[Collected data]

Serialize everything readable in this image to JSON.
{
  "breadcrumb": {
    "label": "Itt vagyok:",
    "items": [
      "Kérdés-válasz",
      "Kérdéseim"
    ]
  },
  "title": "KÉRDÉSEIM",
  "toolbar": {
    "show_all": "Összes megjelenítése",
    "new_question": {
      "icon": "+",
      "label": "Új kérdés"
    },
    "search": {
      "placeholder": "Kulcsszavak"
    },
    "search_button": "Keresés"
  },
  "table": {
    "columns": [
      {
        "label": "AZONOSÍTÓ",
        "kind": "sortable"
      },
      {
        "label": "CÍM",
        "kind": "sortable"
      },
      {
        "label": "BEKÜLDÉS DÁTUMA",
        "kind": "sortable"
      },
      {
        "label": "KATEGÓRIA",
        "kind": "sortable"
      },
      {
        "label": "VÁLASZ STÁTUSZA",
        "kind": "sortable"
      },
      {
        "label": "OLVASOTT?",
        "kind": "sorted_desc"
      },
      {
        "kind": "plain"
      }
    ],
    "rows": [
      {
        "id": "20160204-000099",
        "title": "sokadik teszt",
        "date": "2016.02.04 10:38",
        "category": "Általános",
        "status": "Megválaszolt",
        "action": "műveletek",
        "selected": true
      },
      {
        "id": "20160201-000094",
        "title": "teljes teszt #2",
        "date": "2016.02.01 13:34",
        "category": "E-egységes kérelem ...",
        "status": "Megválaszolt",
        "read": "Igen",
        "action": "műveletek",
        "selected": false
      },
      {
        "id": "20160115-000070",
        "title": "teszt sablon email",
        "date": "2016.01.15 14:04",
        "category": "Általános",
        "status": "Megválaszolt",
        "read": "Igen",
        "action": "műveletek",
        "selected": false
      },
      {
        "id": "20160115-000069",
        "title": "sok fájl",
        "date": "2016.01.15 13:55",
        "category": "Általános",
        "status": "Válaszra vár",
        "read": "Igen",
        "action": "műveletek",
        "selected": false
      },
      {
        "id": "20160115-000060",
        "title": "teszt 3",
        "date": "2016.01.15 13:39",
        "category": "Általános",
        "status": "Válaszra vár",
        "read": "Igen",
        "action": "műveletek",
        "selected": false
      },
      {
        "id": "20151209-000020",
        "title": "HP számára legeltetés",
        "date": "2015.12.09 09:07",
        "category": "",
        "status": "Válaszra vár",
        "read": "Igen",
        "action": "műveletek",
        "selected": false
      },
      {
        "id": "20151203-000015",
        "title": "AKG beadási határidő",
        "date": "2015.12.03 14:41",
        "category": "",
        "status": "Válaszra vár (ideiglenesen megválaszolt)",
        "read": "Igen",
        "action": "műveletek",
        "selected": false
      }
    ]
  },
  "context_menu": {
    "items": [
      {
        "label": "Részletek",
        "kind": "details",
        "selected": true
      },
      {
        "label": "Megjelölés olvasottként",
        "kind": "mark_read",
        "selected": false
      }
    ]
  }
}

• Brief
Exactly reproduce all of the entries above.

• Solution for this task
Serialize everything readable in this image to JSON.
{
  "breadcrumb": {
    "label": "Itt vagyok:",
    "items": [
      "Kérdés-válasz",
      "Kérdéseim"
    ]
  },
  "title": "KÉRDÉSEIM",
  "toolbar": {
    "show_all": "Összes megjelenítése",
    "new_question": {
      "icon": "+",
      "label": "Új kérdés"
    },
    "search": {
      "placeholder": "Kulcsszavak"
    },
    "search_button": "Keresés"
  },
  "table": {
    "columns": [
      {
        "label": "AZONOSÍTÓ",
        "kind": "sortable"
      },
      {
        "label": "CÍM",
        "kind": "sortable"
      },
      {
        "label": "BEKÜLDÉS DÁTUMA",
        "kind": "sortable"
      },
      {
        "label": "KATEGÓRIA",
        "kind": "sortable"
      },
      {
        "label": "VÁLASZ STÁTUSZA",
        "kind": "sortable"
      },
      {
        "label": "OLVASOTT?",
        "kind": "sorted_desc"
      },
      {
        "kind": "plain"
      }
    ],
    "rows": [
      {
        "id": "20160204-000099",
        "title": "sokadik teszt",
        "date": "2016.02.04 10:38",
        "category": "Általános",
        "status": "Megválaszolt",
        "action": "műveletek",
        "selected": true
      },
      {
        "id": "20160201-000094",
        "title": "teljes teszt #2",
        "date": "2016.02.01 13:34",
        "category": "E-egységes kérelem ...",
        "status": "Megválaszolt",
        "read": "Igen",
        "action": "műveletek",
        "selected": false
      },
      {
        "id": "20160115-000070",
        "title": "teszt sablon email",
        "date": "2016.01.15 14:04",
        "category": "Általános",
        "status": "Megválaszolt",
        "read": "Igen",
        "action": "műveletek",
        "selected": false
      },
      {
        "id": "20160115-000069",
        "title": "sok fájl",
        "date": "2016.01.15 13:55",
        "category": "Általános",
        "status": "Válaszra vár",
        "read": "Igen",
        "action": "műveletek",
        "selected": false
      },
      {
        "id": "20160115-000060",
        "title": "teszt 3",
        "date": "2016.01.15 13:39",
        "category": "Általános",
        "status": "Válaszra vár",
        "read": "Igen",
        "action": "műveletek",
        "selected": false
      },
      {
        "id": "20151209-000020",
        "title": "HP számára legeltetés",
        "date": "2015.12.09 09:07",
        "category": "",
        "status": "Válaszra vár",
        "read": "Igen",
        "action": "műveletek",
        "selected": false
      },
      {
        "id": "20151203-000015",
        "title": "AKG beadási határidő",
        "date": "2015.12.03 14:41",
        "category": "",
        "status": "Válaszra vár (ideiglenesen megválaszolt)",
        "read": "Igen",
        "action": "műveletek",
        "selected": false
      }
    ]
  },
  "context_menu": {
    "items": [
      {
        "label": "Részletek",
        "kind": "details",
        "selected": true
      },
      {
        "label": "Megjelölés olvasottként",
        "kind": "mark_read",
        "selected": false
      }
    ]
  }
}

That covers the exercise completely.